======== Entries ========
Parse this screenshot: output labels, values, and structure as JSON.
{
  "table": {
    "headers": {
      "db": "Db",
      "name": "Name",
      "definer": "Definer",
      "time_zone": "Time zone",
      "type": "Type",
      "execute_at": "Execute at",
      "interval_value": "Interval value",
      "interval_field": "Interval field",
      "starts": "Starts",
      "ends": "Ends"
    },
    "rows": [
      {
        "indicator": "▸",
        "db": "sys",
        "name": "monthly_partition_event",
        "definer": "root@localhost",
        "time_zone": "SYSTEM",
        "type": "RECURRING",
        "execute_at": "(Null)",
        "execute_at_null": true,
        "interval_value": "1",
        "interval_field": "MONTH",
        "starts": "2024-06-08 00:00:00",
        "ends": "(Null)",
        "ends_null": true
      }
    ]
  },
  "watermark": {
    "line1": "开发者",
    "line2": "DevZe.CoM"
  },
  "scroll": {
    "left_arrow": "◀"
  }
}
========
* **Directions for this task**:
Copy out every line of the data above, exactly as given.

* **Full answer**:
Parse this screenshot: output labels, values, and structure as JSON.
{
  "table": {
    "headers": {
      "db": "Db",
      "name": "Name",
      "definer": "Definer",
      "time_zone": "Time zone",
      "type": "Type",
      "execute_at": "Execute at",
      "interval_value": "Interval value",
      "interval_field": "Interval field",
      "starts": "Starts",
      "ends": "Ends"
    },
    "rows": [
      {
        "indicator": "▸",
        "db": "sys",
        "name": "monthly_partition_event",
        "definer": "root@localhost",
        "time_zone": "SYSTEM",
        "type": "RECURRING",
        "execute_at": "(Null)",
        "execute_at_null": true,
        "interval_value": "1",
        "interval_field": "MONTH",
        "starts": "2024-06-08 00:00:00",
        "ends": "(Null)",
        "ends_null": true
      }
    ]
  },
  "watermark": {
    "line1": "开发者",
    "line2": "DevZe.CoM"
  },
  "scroll": {
    "left_arrow": "◀"
  }
}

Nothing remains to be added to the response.